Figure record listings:
☆ ☆ ☆ ☆ ☆ ☆ ☆
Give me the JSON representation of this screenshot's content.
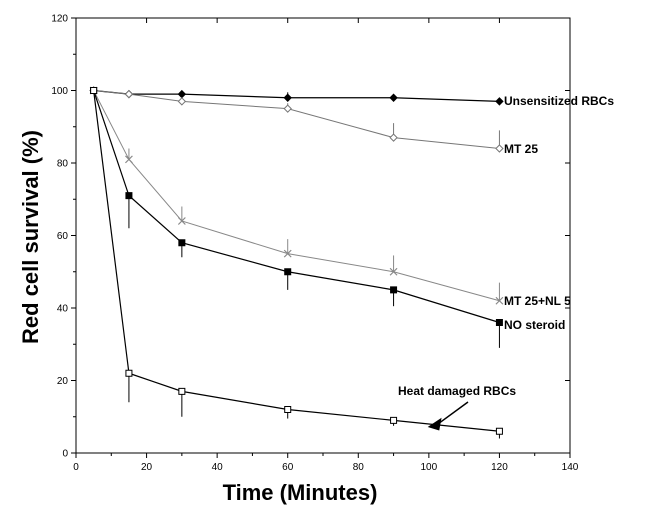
{
  "chart_data": {
    "type": "line",
    "title": "",
    "xlabel": "Time  (Minutes)",
    "ylabel": "Red cell survival (%)",
    "xlim": [
      0,
      140
    ],
    "ylim": [
      0,
      120
    ],
    "xticks": [
      0,
      20,
      40,
      60,
      80,
      100,
      120,
      140
    ],
    "yticks": [
      0,
      20,
      40,
      60,
      80,
      100,
      120
    ],
    "grid": false,
    "legend": "inline labels at line ends",
    "series": [
      {
        "name": "Unsensitized RBCs",
        "color": "#000000",
        "marker": "filled-diamond",
        "x": [
          5,
          15,
          30,
          60,
          90,
          120
        ],
        "y": [
          100,
          99,
          99,
          98,
          98,
          97
        ],
        "err": [
          0,
          1,
          0,
          1.5,
          0,
          0
        ]
      },
      {
        "name": "MT  25",
        "color": "#777777",
        "marker": "open-diamond",
        "x": [
          5,
          15,
          30,
          60,
          90,
          120
        ],
        "y": [
          100,
          99,
          97,
          95,
          87,
          84
        ],
        "err": [
          0,
          0,
          0,
          1.5,
          4,
          5
        ]
      },
      {
        "name": "MT  25+NL  5",
        "color": "#888888",
        "marker": "x",
        "x": [
          5,
          15,
          30,
          60,
          90,
          120
        ],
        "y": [
          100,
          81,
          64,
          55,
          50,
          42
        ],
        "err": [
          0,
          3,
          4,
          4,
          4.5,
          5
        ]
      },
      {
        "name": "NO  steroid",
        "color": "#000000",
        "marker": "filled-square",
        "x": [
          5,
          15,
          30,
          60,
          90,
          120
        ],
        "y": [
          100,
          71,
          58,
          50,
          45,
          36
        ],
        "err": [
          0,
          9,
          4,
          5,
          4.5,
          7
        ]
      },
      {
        "name": "Heat  damaged  RBCs",
        "color": "#000000",
        "marker": "open-square",
        "x": [
          5,
          15,
          30,
          60,
          90,
          120
        ],
        "y": [
          100,
          22,
          17,
          12,
          9,
          6
        ],
        "err": [
          0,
          8,
          7,
          2.5,
          1.5,
          2
        ]
      }
    ]
  }
}
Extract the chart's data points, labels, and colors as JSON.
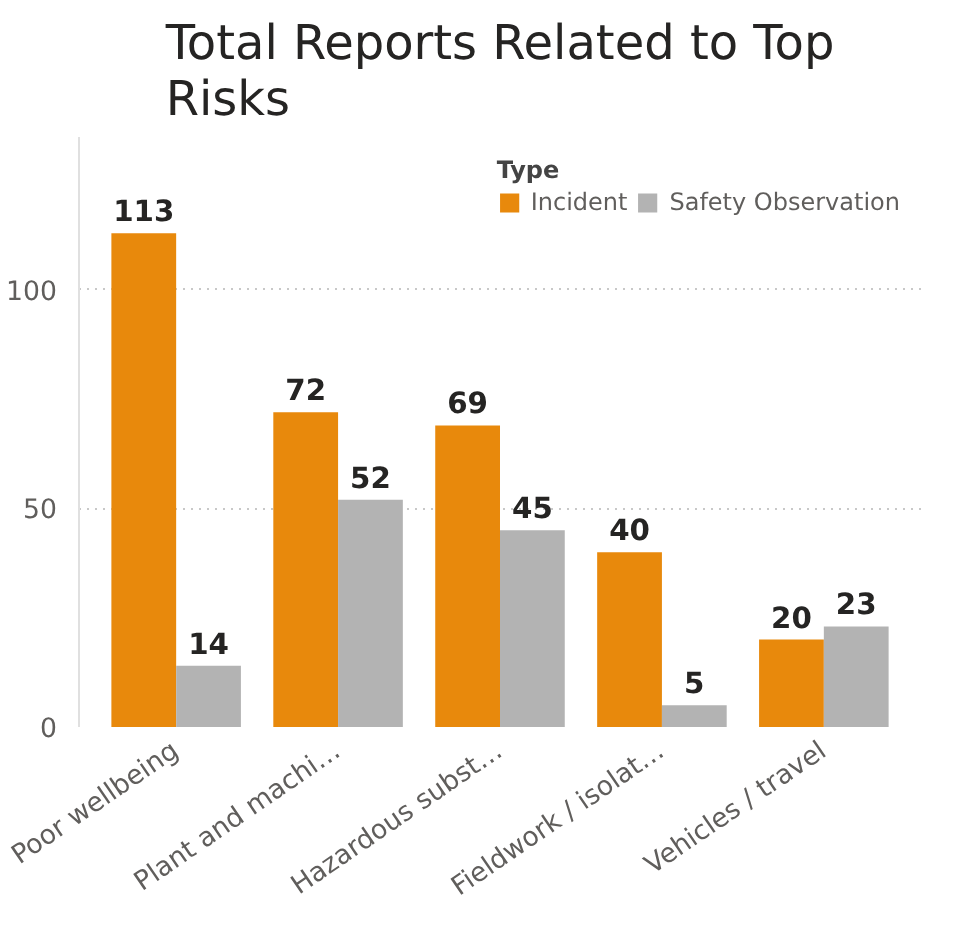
{
  "chart_data": {
    "type": "bar",
    "title": "Total Reports Related to Top Risks",
    "legend_title": "Type",
    "categories": [
      "Poor wellbeing",
      "Plant and machi…",
      "Hazardous subst…",
      "Fieldwork / isolat…",
      "Vehicles / travel"
    ],
    "series": [
      {
        "name": "Incident",
        "color": "#e8890c",
        "values": [
          113,
          72,
          69,
          40,
          20
        ]
      },
      {
        "name": "Safety Observation",
        "color": "#b3b3b3",
        "values": [
          14,
          52,
          45,
          5,
          23
        ]
      }
    ],
    "ylim": [
      0,
      135
    ],
    "yticks": [
      0,
      50,
      100
    ],
    "grid": "y",
    "legend": "top right",
    "data_labels": true
  }
}
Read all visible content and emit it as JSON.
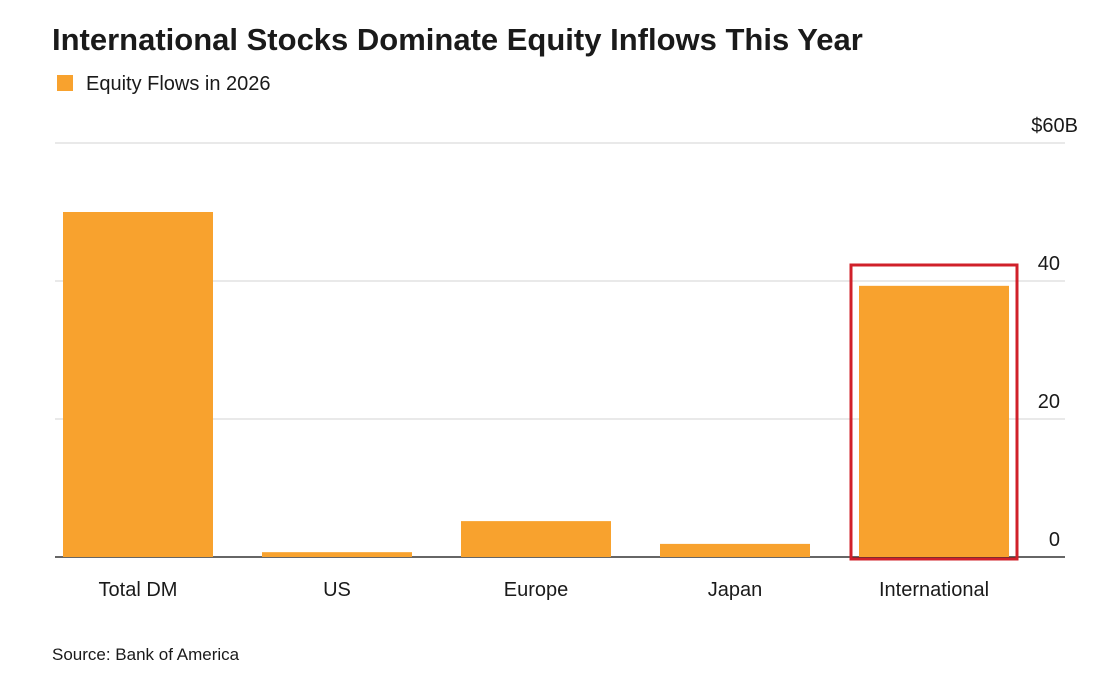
{
  "chart_data": {
    "type": "bar",
    "title": "International Stocks Dominate Equity Inflows This Year",
    "series": [
      {
        "name": "Equity Flows in 2026",
        "color": "#f8a22e",
        "values": [
          50,
          0.7,
          5.2,
          1.9,
          39.3
        ]
      }
    ],
    "categories": [
      "Total DM",
      "US",
      "Europe",
      "Japan",
      "International"
    ],
    "ylim": [
      0,
      60
    ],
    "yticks": [
      0,
      20,
      40,
      {
        "value": 60,
        "label": "$60B"
      }
    ],
    "grid": true,
    "source": "Source: Bank of America"
  }
}
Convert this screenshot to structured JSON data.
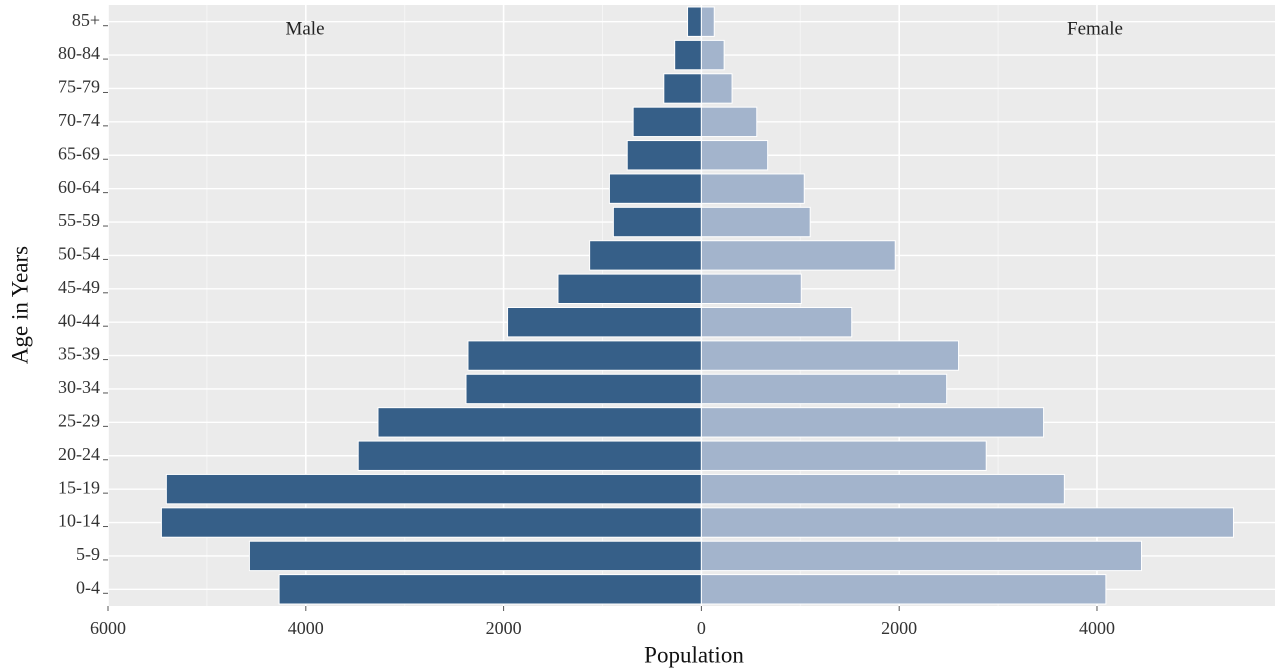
{
  "chart_data": {
    "type": "population-pyramid",
    "x_label": "Population",
    "y_label": "Age in Years",
    "categories": [
      "0-4",
      "5-9",
      "10-14",
      "15-19",
      "20-24",
      "25-29",
      "30-34",
      "35-39",
      "40-44",
      "45-49",
      "50-54",
      "55-59",
      "60-64",
      "65-69",
      "70-74",
      "75-79",
      "80-84",
      "85+"
    ],
    "series": [
      {
        "name": "Male",
        "color": "#365f88",
        "values": [
          -4270,
          -4570,
          -5460,
          -5410,
          -3470,
          -3270,
          -2380,
          -2360,
          -1960,
          -1450,
          -1130,
          -890,
          -930,
          -750,
          -690,
          -380,
          -270,
          -140
        ]
      },
      {
        "name": "Female",
        "color": "#a3b4cc",
        "values": [
          4090,
          4450,
          5380,
          3670,
          2880,
          3460,
          2480,
          2600,
          1520,
          1010,
          1960,
          1100,
          1040,
          670,
          560,
          310,
          230,
          130
        ]
      }
    ],
    "xlim": [
      -6000,
      5800
    ],
    "xticks": [
      {
        "value": -6000,
        "label": "6000"
      },
      {
        "value": -4000,
        "label": "4000"
      },
      {
        "value": -2000,
        "label": "2000"
      },
      0,
      2000,
      4000
    ],
    "grid": true
  }
}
☆ ☆ ☆ ☆ ☆ ☆ ☆
Task objective
Give back all entries exactly. No pictures belong in the copy.

Final answer
Give me the JSON representation of this screenshot's content.
{
  "chart_data": {
    "type": "line",
    "title": "",
    "xlabel": "Time  (Minutes)",
    "ylabel": "Red cell survival (%)",
    "xlim": [
      0,
      140
    ],
    "ylim": [
      0,
      120
    ],
    "xticks": [
      0,
      20,
      40,
      60,
      80,
      100,
      120,
      140
    ],
    "yticks": [
      0,
      20,
      40,
      60,
      80,
      100,
      120
    ],
    "grid": false,
    "legend": "inline labels at line ends",
    "series": [
      {
        "name": "Unsensitized RBCs",
        "color": "#000000",
        "marker": "filled-diamond",
        "x": [
          5,
          15,
          30,
          60,
          90,
          120
        ],
        "y": [
          100,
          99,
          99,
          98,
          98,
          97
        ],
        "err": [
          0,
          1,
          0,
          1.5,
          0,
          0
        ]
      },
      {
        "name": "MT  25",
        "color": "#777777",
        "marker": "open-diamond",
        "x": [
          5,
          15,
          30,
          60,
          90,
          120
        ],
        "y": [
          100,
          99,
          97,
          95,
          87,
          84
        ],
        "err": [
          0,
          0,
          0,
          1.5,
          4,
          5
        ]
      },
      {
        "name": "MT  25+NL  5",
        "color": "#888888",
        "marker": "x",
        "x": [
          5,
          15,
          30,
          60,
          90,
          120
        ],
        "y": [
          100,
          81,
          64,
          55,
          50,
          42
        ],
        "err": [
          0,
          3,
          4,
          4,
          4.5,
          5
        ]
      },
      {
        "name": "NO  steroid",
        "color": "#000000",
        "marker": "filled-square",
        "x": [
          5,
          15,
          30,
          60,
          90,
          120
        ],
        "y": [
          100,
          71,
          58,
          50,
          45,
          36
        ],
        "err": [
          0,
          9,
          4,
          5,
          4.5,
          7
        ]
      },
      {
        "name": "Heat  damaged  RBCs",
        "color": "#000000",
        "marker": "open-square",
        "x": [
          5,
          15,
          30,
          60,
          90,
          120
        ],
        "y": [
          100,
          22,
          17,
          12,
          9,
          6
        ],
        "err": [
          0,
          8,
          7,
          2.5,
          1.5,
          2
        ]
      }
    ]
  }
}
Extract the chart's data points, labels, and colors as JSON.
{
  "chart_data": {
    "type": "bar",
    "title": "Total Reports Related to Top Risks",
    "legend_title": "Type",
    "categories": [
      "Poor wellbeing",
      "Plant and machi…",
      "Hazardous subst…",
      "Fieldwork / isolat…",
      "Vehicles / travel"
    ],
    "series": [
      {
        "name": "Incident",
        "color": "#e8890c",
        "values": [
          113,
          72,
          69,
          40,
          20
        ]
      },
      {
        "name": "Safety Observation",
        "color": "#b3b3b3",
        "values": [
          14,
          52,
          45,
          5,
          23
        ]
      }
    ],
    "ylim": [
      0,
      135
    ],
    "yticks": [
      0,
      50,
      100
    ],
    "grid": "y",
    "legend": "top right",
    "data_labels": true
  }
}
Read all visible content and emit it as JSON.
{
  "chart_data": {
    "type": "bar",
    "title": "International Stocks Dominate Equity Inflows This Year",
    "series": [
      {
        "name": "Equity Flows in 2026",
        "color": "#f8a22e",
        "values": [
          50,
          0.7,
          5.2,
          1.9,
          39.3
        ]
      }
    ],
    "categories": [
      "Total DM",
      "US",
      "Europe",
      "Japan",
      "International"
    ],
    "ylim": [
      0,
      60
    ],
    "yticks": [
      0,
      20,
      40,
      {
        "value": 60,
        "label": "$60B"
      }
    ],
    "grid": true,
    "source": "Source: Bank of America"
  }
}
Convert this screenshot to structured JSON data.
{
  "chart_data": {
    "type": "population-pyramid",
    "x_label": "Population",
    "y_label": "Age in Years",
    "categories": [
      "0-4",
      "5-9",
      "10-14",
      "15-19",
      "20-24",
      "25-29",
      "30-34",
      "35-39",
      "40-44",
      "45-49",
      "50-54",
      "55-59",
      "60-64",
      "65-69",
      "70-74",
      "75-79",
      "80-84",
      "85+"
    ],
    "series": [
      {
        "name": "Male",
        "color": "#365f88",
        "values": [
          -4270,
          -4570,
          -5460,
          -5410,
          -3470,
          -3270,
          -2380,
          -2360,
          -1960,
          -1450,
          -1130,
          -890,
          -930,
          -750,
          -690,
          -380,
          -270,
          -140
        ]
      },
      {
        "name": "Female",
        "color": "#a3b4cc",
        "values": [
          4090,
          4450,
          5380,
          3670,
          2880,
          3460,
          2480,
          2600,
          1520,
          1010,
          1960,
          1100,
          1040,
          670,
          560,
          310,
          230,
          130
        ]
      }
    ],
    "xlim": [
      -6000,
      5800
    ],
    "xticks": [
      {
        "value": -6000,
        "label": "6000"
      },
      {
        "value": -4000,
        "label": "4000"
      },
      {
        "value": -2000,
        "label": "2000"
      },
      0,
      2000,
      4000
    ],
    "grid": true
  }
}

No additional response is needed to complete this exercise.